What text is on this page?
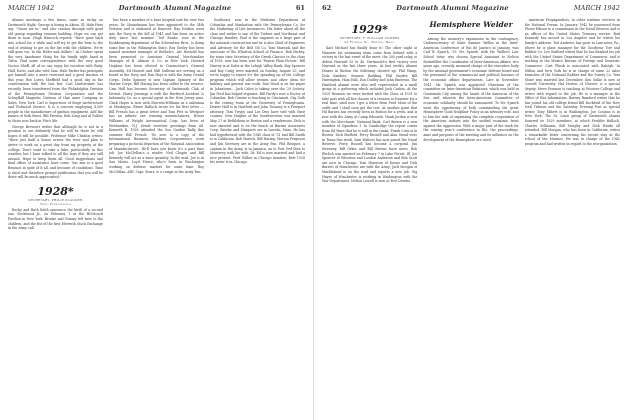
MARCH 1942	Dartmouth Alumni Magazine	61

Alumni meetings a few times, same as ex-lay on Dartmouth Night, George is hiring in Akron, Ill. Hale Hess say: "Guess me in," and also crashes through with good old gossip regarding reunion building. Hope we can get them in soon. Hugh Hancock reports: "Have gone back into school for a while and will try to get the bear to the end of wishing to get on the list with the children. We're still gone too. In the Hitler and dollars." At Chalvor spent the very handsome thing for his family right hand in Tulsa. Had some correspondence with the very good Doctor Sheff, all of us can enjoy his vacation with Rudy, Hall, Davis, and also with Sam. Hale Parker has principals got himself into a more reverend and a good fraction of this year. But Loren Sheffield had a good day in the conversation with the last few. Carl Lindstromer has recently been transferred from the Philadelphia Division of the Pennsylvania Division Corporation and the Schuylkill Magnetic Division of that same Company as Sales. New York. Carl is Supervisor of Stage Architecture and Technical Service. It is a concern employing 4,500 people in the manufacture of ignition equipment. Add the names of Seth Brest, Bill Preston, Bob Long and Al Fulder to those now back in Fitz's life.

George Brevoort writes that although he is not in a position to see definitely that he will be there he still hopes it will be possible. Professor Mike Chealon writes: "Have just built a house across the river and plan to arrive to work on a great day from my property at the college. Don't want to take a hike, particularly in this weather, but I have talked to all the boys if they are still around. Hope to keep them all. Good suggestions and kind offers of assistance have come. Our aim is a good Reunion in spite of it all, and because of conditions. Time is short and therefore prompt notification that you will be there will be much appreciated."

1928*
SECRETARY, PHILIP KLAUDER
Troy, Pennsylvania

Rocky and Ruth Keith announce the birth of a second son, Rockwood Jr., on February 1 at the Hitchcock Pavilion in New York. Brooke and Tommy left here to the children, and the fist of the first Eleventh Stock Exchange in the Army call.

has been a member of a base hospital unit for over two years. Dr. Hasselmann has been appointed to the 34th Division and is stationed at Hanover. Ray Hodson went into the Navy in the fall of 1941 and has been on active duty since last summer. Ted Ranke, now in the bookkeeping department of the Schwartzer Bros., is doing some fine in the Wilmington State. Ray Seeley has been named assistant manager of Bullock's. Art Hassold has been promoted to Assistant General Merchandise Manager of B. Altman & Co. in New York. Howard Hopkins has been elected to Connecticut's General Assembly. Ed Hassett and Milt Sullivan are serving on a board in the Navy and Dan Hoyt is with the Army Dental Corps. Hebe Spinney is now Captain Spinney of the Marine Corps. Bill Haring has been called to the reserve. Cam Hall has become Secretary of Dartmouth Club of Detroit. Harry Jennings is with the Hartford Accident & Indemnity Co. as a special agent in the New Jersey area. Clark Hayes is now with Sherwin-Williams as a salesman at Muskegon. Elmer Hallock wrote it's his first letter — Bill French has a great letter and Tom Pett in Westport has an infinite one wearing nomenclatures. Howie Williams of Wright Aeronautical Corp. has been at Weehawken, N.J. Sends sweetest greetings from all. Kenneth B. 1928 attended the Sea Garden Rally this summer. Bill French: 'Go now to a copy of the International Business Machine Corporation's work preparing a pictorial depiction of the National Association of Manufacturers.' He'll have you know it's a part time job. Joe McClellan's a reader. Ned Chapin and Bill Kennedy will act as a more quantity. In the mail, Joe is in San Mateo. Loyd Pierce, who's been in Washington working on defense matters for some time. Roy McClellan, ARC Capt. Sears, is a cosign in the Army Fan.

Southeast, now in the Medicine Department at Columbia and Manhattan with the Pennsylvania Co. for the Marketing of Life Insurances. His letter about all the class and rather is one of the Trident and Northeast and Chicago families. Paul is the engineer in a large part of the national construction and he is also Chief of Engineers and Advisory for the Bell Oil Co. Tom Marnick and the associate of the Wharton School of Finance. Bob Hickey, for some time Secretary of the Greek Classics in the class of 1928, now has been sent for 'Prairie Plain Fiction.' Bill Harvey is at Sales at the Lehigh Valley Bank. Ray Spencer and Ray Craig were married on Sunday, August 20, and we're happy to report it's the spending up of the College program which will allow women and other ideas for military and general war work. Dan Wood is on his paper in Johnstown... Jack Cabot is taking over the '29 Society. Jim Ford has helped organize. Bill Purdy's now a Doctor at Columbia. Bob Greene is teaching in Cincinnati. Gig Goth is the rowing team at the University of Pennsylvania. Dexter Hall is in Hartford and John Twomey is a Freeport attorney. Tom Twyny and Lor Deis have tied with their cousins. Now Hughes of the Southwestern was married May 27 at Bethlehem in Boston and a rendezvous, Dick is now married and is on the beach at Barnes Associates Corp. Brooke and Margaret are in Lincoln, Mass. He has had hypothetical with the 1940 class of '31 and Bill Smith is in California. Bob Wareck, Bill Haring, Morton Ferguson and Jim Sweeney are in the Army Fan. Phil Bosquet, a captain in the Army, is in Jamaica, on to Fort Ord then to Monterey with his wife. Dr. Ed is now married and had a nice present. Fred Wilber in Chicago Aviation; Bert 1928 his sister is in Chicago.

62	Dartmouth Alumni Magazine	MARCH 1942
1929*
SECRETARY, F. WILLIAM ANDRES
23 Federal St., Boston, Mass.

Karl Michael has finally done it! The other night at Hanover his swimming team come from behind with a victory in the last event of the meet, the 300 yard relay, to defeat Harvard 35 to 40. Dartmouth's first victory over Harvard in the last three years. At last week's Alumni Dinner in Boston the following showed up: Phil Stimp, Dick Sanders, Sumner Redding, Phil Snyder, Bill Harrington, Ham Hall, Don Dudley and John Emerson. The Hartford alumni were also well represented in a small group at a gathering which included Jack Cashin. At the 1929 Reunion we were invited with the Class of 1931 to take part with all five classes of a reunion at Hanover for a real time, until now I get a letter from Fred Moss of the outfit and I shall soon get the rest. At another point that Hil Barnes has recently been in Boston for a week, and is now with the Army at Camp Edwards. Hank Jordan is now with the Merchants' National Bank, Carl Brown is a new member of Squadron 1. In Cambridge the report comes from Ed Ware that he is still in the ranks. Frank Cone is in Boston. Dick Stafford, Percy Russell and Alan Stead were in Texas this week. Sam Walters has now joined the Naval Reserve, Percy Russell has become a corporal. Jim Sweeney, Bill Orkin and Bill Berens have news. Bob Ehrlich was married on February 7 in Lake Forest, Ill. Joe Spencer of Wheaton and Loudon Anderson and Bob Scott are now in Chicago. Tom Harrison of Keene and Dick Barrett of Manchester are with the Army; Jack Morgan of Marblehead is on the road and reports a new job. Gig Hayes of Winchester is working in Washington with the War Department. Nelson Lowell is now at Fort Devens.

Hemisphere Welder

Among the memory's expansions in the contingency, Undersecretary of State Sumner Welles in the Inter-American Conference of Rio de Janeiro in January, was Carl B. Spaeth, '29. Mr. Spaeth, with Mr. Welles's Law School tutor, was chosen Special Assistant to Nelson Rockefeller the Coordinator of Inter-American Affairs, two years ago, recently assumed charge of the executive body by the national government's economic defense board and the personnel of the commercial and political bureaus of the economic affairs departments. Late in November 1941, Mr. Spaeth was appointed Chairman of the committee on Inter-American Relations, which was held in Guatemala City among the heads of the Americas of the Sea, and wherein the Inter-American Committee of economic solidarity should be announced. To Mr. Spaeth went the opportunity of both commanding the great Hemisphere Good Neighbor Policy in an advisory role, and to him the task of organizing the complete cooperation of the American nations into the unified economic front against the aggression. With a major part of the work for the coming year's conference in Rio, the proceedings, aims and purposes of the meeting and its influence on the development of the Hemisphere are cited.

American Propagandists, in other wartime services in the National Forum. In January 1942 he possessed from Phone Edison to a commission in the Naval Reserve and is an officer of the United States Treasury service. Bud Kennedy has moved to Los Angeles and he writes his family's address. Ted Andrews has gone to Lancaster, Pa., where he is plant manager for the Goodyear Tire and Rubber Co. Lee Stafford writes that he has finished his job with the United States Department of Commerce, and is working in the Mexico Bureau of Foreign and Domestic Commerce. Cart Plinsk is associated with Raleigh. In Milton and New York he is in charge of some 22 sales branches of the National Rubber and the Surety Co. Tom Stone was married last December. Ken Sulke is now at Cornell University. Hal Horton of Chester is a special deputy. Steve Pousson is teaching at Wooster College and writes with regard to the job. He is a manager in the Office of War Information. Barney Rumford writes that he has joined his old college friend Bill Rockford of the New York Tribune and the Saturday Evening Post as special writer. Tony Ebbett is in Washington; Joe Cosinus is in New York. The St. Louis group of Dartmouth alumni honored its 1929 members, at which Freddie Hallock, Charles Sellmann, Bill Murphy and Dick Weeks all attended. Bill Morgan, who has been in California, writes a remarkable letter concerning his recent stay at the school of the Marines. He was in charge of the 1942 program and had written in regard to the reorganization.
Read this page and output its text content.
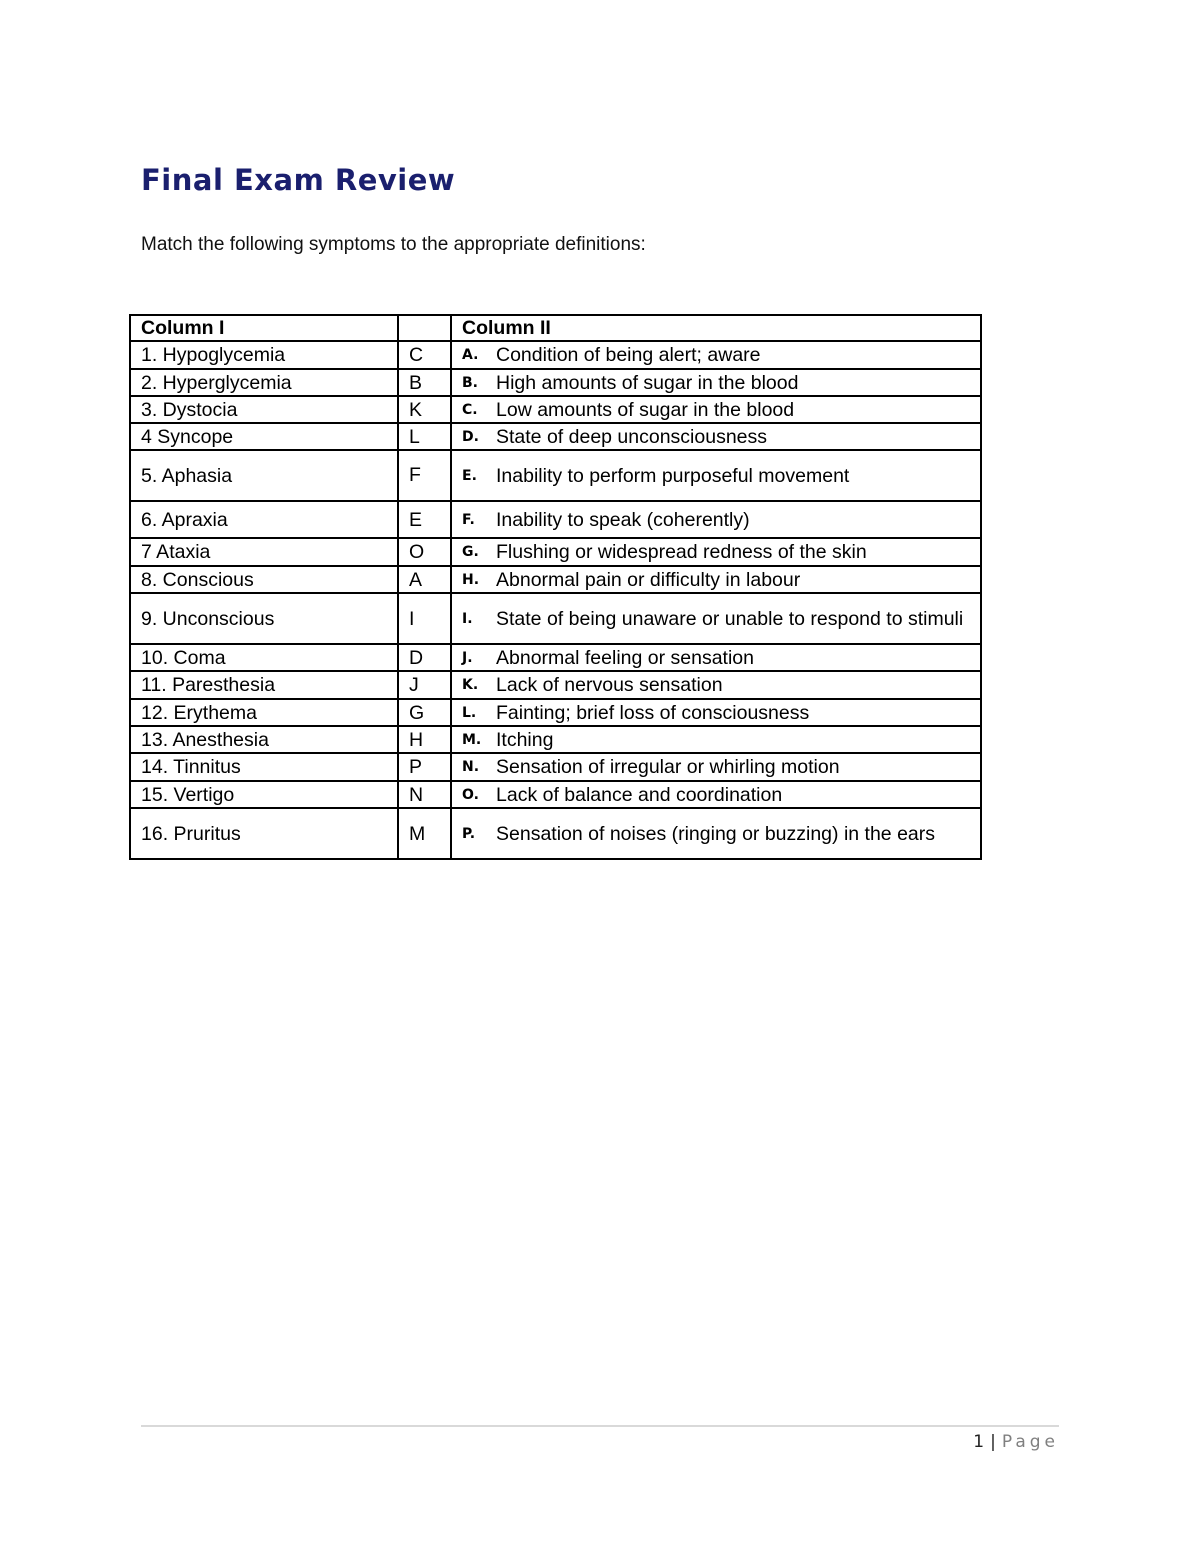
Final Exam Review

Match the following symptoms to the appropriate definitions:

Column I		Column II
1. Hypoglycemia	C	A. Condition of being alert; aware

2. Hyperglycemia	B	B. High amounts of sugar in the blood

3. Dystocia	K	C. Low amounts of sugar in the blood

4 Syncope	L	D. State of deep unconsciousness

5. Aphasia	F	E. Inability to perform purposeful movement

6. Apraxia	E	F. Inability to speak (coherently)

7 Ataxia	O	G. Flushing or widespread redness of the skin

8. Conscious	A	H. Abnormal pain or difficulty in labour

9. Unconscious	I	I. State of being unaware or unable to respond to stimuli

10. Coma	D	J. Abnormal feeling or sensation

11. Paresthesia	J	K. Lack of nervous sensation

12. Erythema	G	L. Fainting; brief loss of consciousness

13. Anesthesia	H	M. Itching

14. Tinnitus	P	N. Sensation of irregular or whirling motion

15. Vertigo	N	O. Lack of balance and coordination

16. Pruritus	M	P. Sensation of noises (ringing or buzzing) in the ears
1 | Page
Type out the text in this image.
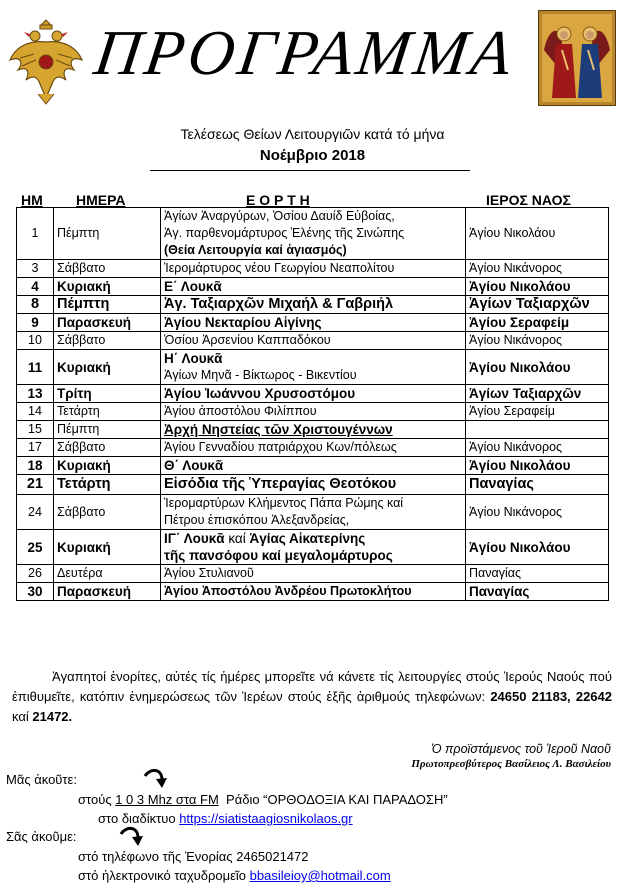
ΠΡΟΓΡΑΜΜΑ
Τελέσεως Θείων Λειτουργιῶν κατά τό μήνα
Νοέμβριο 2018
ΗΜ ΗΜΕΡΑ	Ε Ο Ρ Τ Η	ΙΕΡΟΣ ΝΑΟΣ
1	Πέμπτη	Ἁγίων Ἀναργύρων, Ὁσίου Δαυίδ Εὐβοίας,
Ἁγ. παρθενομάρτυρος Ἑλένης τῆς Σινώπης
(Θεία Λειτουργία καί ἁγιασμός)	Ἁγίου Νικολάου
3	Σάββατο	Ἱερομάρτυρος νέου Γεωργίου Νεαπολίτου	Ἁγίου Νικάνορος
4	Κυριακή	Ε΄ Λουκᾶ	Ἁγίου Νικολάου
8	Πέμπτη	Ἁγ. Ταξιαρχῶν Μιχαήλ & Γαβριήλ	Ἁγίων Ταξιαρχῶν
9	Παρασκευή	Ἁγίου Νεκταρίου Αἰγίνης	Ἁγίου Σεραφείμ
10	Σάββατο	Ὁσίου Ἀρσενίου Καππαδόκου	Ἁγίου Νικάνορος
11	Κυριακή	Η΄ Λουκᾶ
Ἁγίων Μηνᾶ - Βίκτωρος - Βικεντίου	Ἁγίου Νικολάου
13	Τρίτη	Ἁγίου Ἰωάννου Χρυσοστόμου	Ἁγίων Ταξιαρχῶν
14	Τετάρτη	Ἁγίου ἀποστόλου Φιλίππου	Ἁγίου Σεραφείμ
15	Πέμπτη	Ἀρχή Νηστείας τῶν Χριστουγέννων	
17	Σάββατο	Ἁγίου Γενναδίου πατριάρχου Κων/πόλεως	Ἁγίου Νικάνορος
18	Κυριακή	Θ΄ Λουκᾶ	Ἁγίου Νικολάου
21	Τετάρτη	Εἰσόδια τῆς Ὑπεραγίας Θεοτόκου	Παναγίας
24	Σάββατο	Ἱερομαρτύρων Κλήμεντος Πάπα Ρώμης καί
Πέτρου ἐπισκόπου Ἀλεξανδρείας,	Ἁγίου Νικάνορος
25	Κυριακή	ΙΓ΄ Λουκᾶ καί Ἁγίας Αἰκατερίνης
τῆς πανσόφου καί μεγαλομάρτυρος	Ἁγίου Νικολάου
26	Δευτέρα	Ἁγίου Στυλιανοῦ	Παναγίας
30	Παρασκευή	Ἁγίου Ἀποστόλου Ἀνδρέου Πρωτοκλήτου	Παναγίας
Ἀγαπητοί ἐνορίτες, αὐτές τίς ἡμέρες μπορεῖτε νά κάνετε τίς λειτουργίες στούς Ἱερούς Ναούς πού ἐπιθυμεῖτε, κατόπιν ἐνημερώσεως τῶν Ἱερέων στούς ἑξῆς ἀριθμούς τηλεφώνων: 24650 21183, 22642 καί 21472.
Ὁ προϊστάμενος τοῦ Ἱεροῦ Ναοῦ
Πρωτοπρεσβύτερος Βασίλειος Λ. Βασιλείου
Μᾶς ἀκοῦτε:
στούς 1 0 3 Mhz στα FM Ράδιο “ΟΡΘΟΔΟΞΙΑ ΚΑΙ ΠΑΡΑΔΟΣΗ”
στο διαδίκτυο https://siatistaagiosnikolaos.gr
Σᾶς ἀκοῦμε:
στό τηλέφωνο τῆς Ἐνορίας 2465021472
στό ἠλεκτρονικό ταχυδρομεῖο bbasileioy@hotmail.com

Exercise objective:
Where a line holds "sugar", copy it out.

Completed task:
2. Hyperglycemia	B	B. High amounts of sugar in the blood
3. Dystocia	K	C. Low amounts of sugar in the blood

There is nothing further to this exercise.